Aim of the exercise – Write out every entry exactly as it appears.

Figure contents as structured data –
____________
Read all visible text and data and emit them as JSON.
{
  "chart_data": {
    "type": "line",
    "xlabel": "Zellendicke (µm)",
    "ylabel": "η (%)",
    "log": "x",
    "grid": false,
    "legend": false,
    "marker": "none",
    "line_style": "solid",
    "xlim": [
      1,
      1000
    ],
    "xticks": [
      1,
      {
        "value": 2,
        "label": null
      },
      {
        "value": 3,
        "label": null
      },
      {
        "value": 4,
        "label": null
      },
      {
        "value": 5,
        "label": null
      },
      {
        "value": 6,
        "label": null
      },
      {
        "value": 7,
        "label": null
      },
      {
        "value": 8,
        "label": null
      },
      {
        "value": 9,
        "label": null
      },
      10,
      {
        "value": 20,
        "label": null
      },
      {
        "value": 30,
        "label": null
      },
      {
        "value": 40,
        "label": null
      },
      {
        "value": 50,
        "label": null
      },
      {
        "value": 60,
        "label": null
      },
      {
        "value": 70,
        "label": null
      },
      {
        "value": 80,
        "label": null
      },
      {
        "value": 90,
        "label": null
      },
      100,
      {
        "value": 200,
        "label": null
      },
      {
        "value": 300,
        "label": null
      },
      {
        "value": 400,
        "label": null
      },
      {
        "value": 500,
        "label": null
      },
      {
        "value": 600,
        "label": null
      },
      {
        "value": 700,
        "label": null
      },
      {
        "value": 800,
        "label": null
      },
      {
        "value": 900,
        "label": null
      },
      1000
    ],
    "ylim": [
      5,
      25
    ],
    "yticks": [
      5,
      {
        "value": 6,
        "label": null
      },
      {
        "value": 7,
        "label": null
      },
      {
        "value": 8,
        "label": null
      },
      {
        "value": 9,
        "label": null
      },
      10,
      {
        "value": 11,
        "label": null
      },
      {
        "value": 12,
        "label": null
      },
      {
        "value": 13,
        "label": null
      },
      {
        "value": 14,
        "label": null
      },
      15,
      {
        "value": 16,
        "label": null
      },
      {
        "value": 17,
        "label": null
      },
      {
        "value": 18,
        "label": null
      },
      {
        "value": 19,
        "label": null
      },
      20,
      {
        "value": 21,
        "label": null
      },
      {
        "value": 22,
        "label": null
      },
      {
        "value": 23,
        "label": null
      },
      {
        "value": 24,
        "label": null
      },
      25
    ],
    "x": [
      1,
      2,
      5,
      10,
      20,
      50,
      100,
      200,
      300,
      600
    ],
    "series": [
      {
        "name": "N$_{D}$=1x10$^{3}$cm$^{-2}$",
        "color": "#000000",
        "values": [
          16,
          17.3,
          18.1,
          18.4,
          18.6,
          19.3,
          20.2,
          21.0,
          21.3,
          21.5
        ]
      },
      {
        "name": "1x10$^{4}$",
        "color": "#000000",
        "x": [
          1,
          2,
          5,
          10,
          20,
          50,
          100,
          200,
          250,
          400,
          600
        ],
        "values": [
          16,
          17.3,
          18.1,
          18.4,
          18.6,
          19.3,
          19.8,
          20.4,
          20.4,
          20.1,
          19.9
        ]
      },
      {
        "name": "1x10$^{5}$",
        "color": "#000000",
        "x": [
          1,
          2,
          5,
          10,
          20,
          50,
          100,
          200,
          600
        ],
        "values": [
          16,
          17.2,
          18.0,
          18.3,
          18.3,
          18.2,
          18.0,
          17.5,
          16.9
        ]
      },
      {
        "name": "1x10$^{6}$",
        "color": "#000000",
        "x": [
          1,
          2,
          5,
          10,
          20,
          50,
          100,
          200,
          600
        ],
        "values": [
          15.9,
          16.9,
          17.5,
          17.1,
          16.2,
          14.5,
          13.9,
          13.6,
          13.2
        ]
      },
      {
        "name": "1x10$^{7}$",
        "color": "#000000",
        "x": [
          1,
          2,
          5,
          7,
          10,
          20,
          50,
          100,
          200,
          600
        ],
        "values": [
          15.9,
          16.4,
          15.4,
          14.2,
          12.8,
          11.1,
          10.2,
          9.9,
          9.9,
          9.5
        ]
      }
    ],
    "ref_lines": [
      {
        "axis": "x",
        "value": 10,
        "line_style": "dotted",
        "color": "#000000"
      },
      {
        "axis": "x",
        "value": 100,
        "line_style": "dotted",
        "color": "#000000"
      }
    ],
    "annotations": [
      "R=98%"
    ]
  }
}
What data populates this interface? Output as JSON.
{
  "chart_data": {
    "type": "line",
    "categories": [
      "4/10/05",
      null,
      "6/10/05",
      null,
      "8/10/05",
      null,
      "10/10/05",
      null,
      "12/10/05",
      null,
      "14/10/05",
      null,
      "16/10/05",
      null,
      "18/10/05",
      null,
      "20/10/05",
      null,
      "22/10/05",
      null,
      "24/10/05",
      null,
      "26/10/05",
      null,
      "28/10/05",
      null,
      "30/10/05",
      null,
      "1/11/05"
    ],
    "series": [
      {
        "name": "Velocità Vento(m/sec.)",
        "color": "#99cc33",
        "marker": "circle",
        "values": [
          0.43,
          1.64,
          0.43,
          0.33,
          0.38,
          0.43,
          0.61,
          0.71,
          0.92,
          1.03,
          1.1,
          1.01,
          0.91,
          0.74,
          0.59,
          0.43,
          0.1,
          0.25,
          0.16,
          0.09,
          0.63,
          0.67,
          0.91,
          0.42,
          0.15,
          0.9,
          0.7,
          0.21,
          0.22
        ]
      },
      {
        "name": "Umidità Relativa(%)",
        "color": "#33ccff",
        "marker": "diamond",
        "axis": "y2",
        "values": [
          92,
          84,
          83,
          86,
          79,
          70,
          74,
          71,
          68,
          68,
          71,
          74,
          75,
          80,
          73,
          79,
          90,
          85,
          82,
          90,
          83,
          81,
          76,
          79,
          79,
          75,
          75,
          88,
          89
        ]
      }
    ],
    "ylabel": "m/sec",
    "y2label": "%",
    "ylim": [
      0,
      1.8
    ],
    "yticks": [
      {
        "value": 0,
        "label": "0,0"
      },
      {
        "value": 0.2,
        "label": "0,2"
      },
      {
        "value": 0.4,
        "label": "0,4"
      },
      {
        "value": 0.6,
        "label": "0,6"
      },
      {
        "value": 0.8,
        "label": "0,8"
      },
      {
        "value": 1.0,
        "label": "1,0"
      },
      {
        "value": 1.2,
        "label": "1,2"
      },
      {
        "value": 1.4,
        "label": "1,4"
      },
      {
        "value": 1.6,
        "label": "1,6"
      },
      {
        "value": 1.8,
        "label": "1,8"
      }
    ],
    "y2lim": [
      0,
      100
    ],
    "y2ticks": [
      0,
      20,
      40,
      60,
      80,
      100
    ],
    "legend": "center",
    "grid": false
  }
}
____________
Exercise result –
Read all visible text and data and emit them as JSON.
{
  "chart_data": {
    "type": "line",
    "xlabel": "Zellendicke (µm)",
    "ylabel": "η (%)",
    "log": "x",
    "grid": false,
    "legend": false,
    "marker": "none",
    "line_style": "solid",
    "xlim": [
      1,
      1000
    ],
    "xticks": [
      1,
      {
        "value": 2,
        "label": null
      },
      {
        "value": 3,
        "label": null
      },
      {
        "value": 4,
        "label": null
      },
      {
        "value": 5,
        "label": null
      },
      {
        "value": 6,
        "label": null
      },
      {
        "value": 7,
        "label": null
      },
      {
        "value": 8,
        "label": null
      },
      {
        "value": 9,
        "label": null
      },
      10,
      {
        "value": 20,
        "label": null
      },
      {
        "value": 30,
        "label": null
      },
      {
        "value": 40,
        "label": null
      },
      {
        "value": 50,
        "label": null
      },
      {
        "value": 60,
        "label": null
      },
      {
        "value": 70,
        "label": null
      },
      {
        "value": 80,
        "label": null
      },
      {
        "value": 90,
        "label": null
      },
      100,
      {
        "value": 200,
        "label": null
      },
      {
        "value": 300,
        "label": null
      },
      {
        "value": 400,
        "label": null
      },
      {
        "value": 500,
        "label": null
      },
      {
        "value": 600,
        "label": null
      },
      {
        "value": 700,
        "label": null
      },
      {
        "value": 800,
        "label": null
      },
      {
        "value": 900,
        "label": null
      },
      1000
    ],
    "ylim": [
      5,
      25
    ],
    "yticks": [
      5,
      {
        "value": 6,
        "label": null
      },
      {
        "value": 7,
        "label": null
      },
      {
        "value": 8,
        "label": null
      },
      {
        "value": 9,
        "label": null
      },
      10,
      {
        "value": 11,
        "label": null
      },
      {
        "value": 12,
        "label": null
      },
      {
        "value": 13,
        "label": null
      },
      {
        "value": 14,
        "label": null
      },
      15,
      {
        "value": 16,
        "label": null
      },
      {
        "value": 17,
        "label": null
      },
      {
        "value": 18,
        "label": null
      },
      {
        "value": 19,
        "label": null
      },
      20,
      {
        "value": 21,
        "label": null
      },
      {
        "value": 22,
        "label": null
      },
      {
        "value": 23,
        "label": null
      },
      {
        "value": 24,
        "label": null
      },
      25
    ],
    "x": [
      1,
      2,
      5,
      10,
      20,
      50,
      100,
      200,
      300,
      600
    ],
    "series": [
      {
        "name": "N$_{D}$=1x10$^{3}$cm$^{-2}$",
        "color": "#000000",
        "values": [
          16,
          17.3,
          18.1,
          18.4,
          18.6,
          19.3,
          20.2,
          21.0,
          21.3,
          21.5
        ]
      },
      {
        "name": "1x10$^{4}$",
        "color": "#000000",
        "x": [
          1,
          2,
          5,
          10,
          20,
          50,
          100,
          200,
          250,
          400,
          600
        ],
        "values": [
          16,
          17.3,
          18.1,
          18.4,
          18.6,
          19.3,
          19.8,
          20.4,
          20.4,
          20.1,
          19.9
        ]
      },
      {
        "name": "1x10$^{5}$",
        "color": "#000000",
        "x": [
          1,
          2,
          5,
          10,
          20,
          50,
          100,
          200,
          600
        ],
        "values": [
          16,
          17.2,
          18.0,
          18.3,
          18.3,
          18.2,
          18.0,
          17.5,
          16.9
        ]
      },
      {
        "name": "1x10$^{6}$",
        "color": "#000000",
        "x": [
          1,
          2,
          5,
          10,
          20,
          50,
          100,
          200,
          600
        ],
        "values": [
          15.9,
          16.9,
          17.5,
          17.1,
          16.2,
          14.5,
          13.9,
          13.6,
          13.2
        ]
      },
      {
        "name": "1x10$^{7}$",
        "color": "#000000",
        "x": [
          1,
          2,
          5,
          7,
          10,
          20,
          50,
          100,
          200,
          600
        ],
        "values": [
          15.9,
          16.4,
          15.4,
          14.2,
          12.8,
          11.1,
          10.2,
          9.9,
          9.9,
          9.5
        ]
      }
    ],
    "ref_lines": [
      {
        "axis": "x",
        "value": 10,
        "line_style": "dotted",
        "color": "#000000"
      },
      {
        "axis": "x",
        "value": 100,
        "line_style": "dotted",
        "color": "#000000"
      }
    ],
    "annotations": [
      "R=98%"
    ]
  }
}
What data populates this interface? Output as JSON.
{
  "chart_data": {
    "type": "line",
    "categories": [
      "4/10/05",
      null,
      "6/10/05",
      null,
      "8/10/05",
      null,
      "10/10/05",
      null,
      "12/10/05",
      null,
      "14/10/05",
      null,
      "16/10/05",
      null,
      "18/10/05",
      null,
      "20/10/05",
      null,
      "22/10/05",
      null,
      "24/10/05",
      null,
      "26/10/05",
      null,
      "28/10/05",
      null,
      "30/10/05",
      null,
      "1/11/05"
    ],
    "series": [
      {
        "name": "Velocità Vento(m/sec.)",
        "color": "#99cc33",
        "marker": "circle",
        "values": [
          0.43,
          1.64,
          0.43,
          0.33,
          0.38,
          0.43,
          0.61,
          0.71,
          0.92,
          1.03,
          1.1,
          1.01,
          0.91,
          0.74,
          0.59,
          0.43,
          0.1,
          0.25,
          0.16,
          0.09,
          0.63,
          0.67,
          0.91,
          0.42,
          0.15,
          0.9,
          0.7,
          0.21,
          0.22
        ]
      },
      {
        "name": "Umidità Relativa(%)",
        "color": "#33ccff",
        "marker": "diamond",
        "axis": "y2",
        "values": [
          92,
          84,
          83,
          86,
          79,
          70,
          74,
          71,
          68,
          68,
          71,
          74,
          75,
          80,
          73,
          79,
          90,
          85,
          82,
          90,
          83,
          81,
          76,
          79,
          79,
          75,
          75,
          88,
          89
        ]
      }
    ],
    "ylabel": "m/sec",
    "y2label": "%",
    "ylim": [
      0,
      1.8
    ],
    "yticks": [
      {
        "value": 0,
        "label": "0,0"
      },
      {
        "value": 0.2,
        "label": "0,2"
      },
      {
        "value": 0.4,
        "label": "0,4"
      },
      {
        "value": 0.6,
        "label": "0,6"
      },
      {
        "value": 0.8,
        "label": "0,8"
      },
      {
        "value": 1.0,
        "label": "1,0"
      },
      {
        "value": 1.2,
        "label": "1,2"
      },
      {
        "value": 1.4,
        "label": "1,4"
      },
      {
        "value": 1.6,
        "label": "1,6"
      },
      {
        "value": 1.8,
        "label": "1,8"
      }
    ],
    "y2lim": [
      0,
      100
    ],
    "y2ticks": [
      0,
      20,
      40,
      60,
      80,
      100
    ],
    "legend": "center",
    "grid": false
  }
}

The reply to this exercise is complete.